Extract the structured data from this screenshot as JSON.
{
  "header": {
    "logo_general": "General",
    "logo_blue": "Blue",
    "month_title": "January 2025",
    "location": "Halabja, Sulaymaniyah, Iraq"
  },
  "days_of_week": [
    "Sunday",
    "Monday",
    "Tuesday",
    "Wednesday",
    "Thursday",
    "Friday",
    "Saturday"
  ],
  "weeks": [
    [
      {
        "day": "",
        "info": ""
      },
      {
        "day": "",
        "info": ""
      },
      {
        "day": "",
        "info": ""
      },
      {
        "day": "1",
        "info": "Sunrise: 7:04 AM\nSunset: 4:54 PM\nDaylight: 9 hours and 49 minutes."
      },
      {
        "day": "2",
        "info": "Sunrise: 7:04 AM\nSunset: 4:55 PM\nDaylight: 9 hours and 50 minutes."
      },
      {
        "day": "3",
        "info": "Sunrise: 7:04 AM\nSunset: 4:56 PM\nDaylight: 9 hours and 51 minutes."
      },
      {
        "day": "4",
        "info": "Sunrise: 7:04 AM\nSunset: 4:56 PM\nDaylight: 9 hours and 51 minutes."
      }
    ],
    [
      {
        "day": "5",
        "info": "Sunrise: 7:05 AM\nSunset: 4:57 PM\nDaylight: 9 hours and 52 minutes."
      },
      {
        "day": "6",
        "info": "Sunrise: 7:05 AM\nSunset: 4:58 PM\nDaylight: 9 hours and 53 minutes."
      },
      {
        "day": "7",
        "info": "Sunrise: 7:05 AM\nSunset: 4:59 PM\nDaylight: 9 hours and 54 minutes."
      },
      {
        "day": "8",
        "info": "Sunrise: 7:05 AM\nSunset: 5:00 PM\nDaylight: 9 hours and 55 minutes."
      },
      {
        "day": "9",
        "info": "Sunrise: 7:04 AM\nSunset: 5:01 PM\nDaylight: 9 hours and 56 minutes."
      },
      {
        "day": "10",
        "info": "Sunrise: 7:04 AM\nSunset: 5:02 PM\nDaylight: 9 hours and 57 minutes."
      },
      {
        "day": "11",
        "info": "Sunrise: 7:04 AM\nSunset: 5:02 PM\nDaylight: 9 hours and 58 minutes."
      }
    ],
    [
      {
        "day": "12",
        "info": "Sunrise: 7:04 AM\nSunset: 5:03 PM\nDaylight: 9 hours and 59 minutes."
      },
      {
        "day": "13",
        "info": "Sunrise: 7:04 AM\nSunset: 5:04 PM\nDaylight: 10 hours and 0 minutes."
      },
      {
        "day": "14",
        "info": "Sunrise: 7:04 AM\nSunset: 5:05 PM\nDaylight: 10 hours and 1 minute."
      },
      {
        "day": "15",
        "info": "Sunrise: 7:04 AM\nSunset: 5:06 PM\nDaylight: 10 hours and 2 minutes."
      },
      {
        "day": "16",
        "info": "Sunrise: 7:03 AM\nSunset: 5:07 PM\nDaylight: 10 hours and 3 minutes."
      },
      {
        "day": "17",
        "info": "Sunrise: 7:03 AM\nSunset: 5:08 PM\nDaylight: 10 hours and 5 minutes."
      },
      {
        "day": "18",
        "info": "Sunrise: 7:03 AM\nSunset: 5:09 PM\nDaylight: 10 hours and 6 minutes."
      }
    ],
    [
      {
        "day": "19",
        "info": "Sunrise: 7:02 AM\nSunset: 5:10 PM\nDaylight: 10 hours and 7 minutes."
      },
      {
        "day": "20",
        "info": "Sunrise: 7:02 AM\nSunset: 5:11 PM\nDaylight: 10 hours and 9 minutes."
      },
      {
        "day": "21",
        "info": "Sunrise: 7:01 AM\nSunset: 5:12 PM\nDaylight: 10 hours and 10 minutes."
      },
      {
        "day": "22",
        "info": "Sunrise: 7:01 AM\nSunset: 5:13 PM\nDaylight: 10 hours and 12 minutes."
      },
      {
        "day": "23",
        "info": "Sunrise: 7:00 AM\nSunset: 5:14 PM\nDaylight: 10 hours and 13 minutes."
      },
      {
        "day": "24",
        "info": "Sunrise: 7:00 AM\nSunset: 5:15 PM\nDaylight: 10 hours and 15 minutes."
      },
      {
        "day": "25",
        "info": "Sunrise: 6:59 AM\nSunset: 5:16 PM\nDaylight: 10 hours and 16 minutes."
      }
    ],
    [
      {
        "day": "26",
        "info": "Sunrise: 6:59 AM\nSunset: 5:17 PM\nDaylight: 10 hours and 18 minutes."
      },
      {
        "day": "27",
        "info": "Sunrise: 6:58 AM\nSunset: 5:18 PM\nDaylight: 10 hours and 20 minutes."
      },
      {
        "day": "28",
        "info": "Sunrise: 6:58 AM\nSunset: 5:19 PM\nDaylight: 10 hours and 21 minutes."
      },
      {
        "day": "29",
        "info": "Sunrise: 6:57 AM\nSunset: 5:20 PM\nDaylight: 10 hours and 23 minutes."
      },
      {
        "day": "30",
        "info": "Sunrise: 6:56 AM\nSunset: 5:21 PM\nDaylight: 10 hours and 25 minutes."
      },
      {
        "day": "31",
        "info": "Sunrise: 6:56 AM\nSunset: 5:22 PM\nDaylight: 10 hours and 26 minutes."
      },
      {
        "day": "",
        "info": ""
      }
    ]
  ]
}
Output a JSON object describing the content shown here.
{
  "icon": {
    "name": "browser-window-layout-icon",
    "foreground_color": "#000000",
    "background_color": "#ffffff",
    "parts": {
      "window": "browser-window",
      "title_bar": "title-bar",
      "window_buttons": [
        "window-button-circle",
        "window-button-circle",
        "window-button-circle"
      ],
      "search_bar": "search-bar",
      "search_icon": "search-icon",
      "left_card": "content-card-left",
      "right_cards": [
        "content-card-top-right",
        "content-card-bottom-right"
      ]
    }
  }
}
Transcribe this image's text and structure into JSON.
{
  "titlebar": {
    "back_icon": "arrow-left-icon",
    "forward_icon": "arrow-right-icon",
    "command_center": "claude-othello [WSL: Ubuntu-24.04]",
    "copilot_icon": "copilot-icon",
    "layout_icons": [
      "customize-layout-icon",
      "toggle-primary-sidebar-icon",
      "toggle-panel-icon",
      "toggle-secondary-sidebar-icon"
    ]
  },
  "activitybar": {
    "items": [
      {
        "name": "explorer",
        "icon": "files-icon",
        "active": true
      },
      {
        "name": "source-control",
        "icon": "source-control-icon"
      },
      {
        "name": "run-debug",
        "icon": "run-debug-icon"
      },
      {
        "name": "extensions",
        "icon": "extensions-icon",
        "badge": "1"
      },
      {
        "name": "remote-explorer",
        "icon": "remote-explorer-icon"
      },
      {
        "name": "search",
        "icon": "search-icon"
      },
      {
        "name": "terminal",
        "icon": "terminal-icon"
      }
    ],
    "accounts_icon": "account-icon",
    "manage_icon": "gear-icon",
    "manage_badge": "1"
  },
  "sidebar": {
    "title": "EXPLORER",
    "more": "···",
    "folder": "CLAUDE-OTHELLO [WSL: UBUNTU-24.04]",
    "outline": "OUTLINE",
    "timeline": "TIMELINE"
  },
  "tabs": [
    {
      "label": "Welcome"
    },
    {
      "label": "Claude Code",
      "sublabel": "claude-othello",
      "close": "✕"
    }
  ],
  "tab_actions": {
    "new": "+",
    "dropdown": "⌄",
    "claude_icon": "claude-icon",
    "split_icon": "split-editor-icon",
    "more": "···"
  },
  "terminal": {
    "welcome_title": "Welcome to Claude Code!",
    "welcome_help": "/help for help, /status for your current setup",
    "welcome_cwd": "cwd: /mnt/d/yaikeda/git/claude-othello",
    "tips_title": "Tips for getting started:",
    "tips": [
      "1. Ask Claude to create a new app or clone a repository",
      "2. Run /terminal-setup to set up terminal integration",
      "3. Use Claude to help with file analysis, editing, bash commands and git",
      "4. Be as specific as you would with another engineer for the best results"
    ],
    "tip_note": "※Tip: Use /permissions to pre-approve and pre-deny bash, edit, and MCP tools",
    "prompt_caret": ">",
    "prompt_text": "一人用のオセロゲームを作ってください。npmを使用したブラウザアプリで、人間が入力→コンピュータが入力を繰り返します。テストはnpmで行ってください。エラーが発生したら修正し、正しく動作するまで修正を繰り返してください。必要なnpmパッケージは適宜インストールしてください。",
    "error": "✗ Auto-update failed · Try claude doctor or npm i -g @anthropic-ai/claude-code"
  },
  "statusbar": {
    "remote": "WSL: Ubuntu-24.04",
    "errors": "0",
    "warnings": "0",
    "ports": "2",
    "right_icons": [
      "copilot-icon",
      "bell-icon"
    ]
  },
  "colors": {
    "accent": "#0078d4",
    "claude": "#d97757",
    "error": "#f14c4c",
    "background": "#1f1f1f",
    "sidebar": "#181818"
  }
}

■ **Challenge**
Only the number is wanted: how many lines in the preceding entries hold the string "source"?

■ **Exercise result**
2